→ **Direction**
Each line containing the word "Kode" needs to be copied.

→ **Given records**
--------

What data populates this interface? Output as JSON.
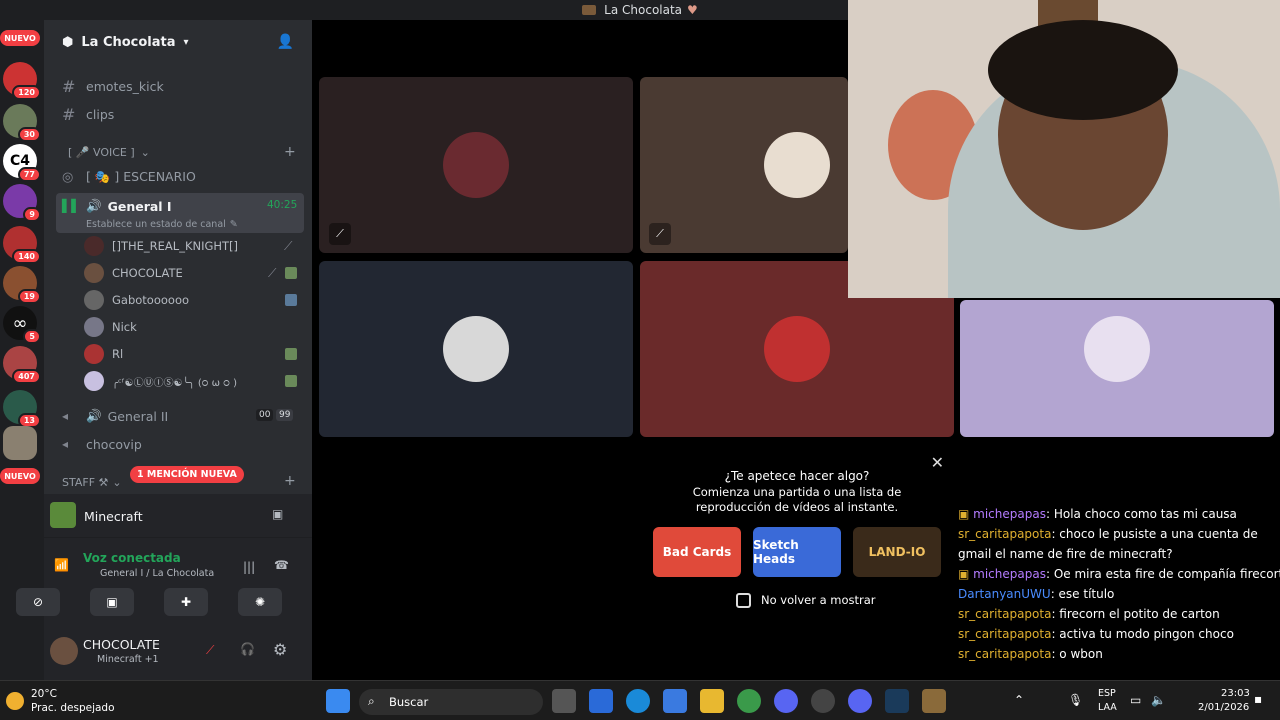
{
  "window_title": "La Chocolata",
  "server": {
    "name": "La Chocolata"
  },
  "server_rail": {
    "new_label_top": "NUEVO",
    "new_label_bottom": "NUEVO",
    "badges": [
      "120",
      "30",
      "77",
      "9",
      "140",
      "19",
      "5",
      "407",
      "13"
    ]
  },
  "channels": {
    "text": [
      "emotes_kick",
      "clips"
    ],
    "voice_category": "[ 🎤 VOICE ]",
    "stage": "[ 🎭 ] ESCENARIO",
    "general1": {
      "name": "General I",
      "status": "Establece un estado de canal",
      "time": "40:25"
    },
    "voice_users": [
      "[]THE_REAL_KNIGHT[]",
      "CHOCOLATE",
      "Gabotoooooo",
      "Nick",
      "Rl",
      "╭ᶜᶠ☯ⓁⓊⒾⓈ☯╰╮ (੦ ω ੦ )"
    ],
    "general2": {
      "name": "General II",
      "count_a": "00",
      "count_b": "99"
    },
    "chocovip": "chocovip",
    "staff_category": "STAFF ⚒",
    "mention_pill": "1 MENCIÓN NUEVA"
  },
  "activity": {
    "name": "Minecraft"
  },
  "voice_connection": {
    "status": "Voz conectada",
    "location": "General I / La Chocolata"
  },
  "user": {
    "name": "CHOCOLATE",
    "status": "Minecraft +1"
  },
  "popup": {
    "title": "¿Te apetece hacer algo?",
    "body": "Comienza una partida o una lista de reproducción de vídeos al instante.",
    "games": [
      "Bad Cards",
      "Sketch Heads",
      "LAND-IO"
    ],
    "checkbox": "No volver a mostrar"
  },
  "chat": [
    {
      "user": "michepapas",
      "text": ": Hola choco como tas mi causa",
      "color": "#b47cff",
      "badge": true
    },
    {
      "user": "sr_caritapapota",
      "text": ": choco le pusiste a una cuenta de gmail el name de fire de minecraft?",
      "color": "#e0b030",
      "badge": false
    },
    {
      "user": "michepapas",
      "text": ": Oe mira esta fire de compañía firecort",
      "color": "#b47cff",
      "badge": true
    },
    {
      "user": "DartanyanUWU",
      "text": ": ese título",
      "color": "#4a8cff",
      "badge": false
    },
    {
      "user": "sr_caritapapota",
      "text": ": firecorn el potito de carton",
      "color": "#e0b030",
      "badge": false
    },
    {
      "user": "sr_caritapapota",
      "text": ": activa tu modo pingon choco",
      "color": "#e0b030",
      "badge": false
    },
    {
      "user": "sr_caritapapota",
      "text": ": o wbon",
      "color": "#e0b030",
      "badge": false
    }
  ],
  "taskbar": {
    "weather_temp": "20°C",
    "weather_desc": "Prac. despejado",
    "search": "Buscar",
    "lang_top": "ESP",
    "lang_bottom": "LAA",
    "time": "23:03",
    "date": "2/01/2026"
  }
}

--------

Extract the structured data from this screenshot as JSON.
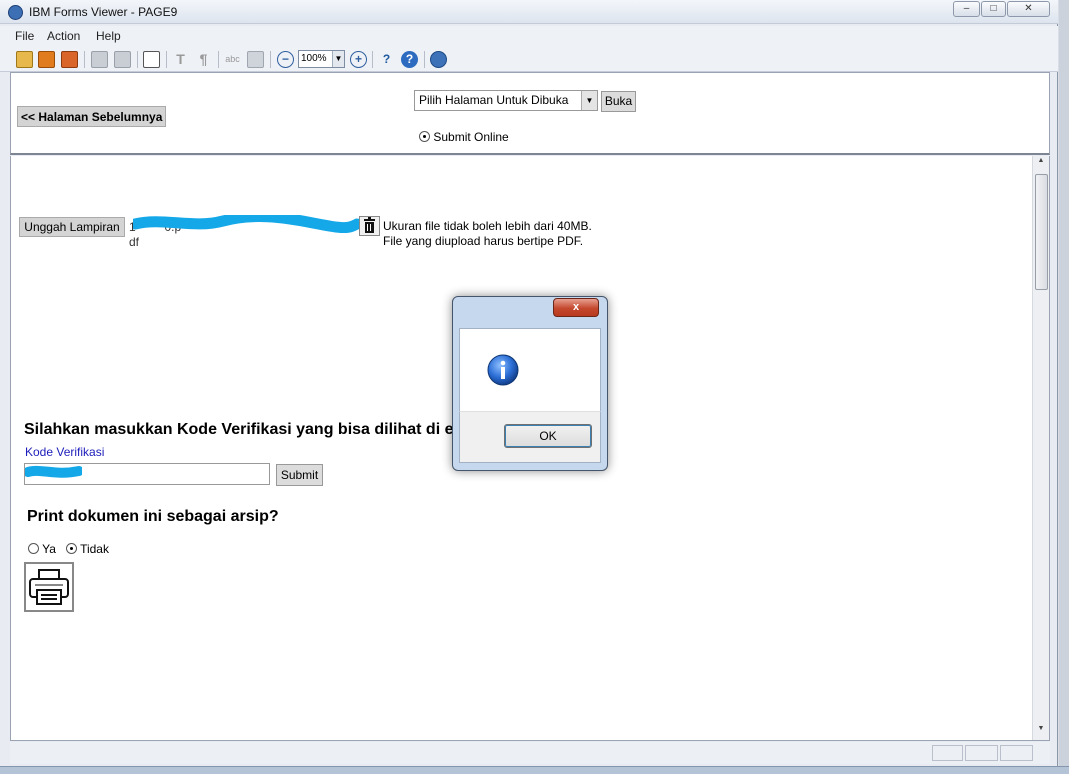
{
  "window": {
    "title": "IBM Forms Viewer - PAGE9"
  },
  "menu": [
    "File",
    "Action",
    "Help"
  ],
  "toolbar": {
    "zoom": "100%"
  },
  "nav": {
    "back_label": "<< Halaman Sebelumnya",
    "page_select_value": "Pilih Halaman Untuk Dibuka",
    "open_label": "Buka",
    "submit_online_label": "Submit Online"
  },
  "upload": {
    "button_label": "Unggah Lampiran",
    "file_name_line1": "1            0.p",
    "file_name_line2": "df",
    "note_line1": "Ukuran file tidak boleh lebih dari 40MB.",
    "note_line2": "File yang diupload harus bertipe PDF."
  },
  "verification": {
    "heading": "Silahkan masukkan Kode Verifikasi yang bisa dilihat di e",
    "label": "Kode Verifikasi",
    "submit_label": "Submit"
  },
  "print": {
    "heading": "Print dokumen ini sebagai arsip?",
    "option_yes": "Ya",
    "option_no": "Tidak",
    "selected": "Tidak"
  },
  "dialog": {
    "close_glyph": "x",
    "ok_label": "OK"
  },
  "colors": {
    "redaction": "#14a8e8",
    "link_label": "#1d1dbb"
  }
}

--------

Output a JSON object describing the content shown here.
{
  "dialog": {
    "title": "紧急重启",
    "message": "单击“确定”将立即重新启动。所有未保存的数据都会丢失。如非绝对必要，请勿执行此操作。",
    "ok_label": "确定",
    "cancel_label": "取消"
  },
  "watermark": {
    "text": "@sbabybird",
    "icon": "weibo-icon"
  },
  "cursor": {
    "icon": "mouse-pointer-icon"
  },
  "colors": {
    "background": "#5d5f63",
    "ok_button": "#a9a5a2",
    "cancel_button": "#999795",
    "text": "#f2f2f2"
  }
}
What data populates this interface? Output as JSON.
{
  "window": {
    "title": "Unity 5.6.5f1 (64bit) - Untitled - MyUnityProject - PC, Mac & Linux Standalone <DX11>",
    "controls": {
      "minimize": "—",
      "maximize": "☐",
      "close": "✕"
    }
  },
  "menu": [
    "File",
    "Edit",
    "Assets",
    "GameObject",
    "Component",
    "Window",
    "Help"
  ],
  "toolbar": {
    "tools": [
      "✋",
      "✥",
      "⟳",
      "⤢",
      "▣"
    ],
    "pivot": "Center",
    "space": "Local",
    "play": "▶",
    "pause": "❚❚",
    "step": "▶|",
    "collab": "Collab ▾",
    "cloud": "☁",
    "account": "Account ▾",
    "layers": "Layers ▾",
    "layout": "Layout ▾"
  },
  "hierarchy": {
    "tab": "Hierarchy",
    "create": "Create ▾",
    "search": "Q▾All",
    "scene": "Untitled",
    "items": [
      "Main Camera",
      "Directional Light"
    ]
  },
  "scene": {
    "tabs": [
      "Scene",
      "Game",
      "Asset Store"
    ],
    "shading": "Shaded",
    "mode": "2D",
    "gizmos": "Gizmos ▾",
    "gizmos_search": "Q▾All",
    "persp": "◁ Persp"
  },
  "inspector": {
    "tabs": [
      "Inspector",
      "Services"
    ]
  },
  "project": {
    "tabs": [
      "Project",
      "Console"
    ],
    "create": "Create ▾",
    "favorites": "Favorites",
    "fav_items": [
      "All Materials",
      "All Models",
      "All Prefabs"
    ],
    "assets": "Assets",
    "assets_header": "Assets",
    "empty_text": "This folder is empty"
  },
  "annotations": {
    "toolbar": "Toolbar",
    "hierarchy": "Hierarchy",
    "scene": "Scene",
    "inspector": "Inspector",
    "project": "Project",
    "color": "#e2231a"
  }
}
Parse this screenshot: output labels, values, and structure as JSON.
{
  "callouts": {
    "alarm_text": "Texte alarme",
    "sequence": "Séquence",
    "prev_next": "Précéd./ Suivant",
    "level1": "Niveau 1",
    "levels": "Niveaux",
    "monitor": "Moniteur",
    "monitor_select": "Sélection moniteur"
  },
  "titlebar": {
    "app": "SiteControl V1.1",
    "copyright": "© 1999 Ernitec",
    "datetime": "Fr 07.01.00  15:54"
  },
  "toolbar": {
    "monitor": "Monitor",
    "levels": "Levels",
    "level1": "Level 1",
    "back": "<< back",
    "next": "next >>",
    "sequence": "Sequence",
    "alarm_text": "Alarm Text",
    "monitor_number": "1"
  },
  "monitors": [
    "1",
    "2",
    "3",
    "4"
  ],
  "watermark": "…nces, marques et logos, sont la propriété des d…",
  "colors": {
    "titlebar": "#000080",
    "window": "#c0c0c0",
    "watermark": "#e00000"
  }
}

--------

→ **Response below**
    "heading": "Silahkan masukkan Kode Verifikasi yang bisa dilihat di e",
    "label": "Kode Verifikasi",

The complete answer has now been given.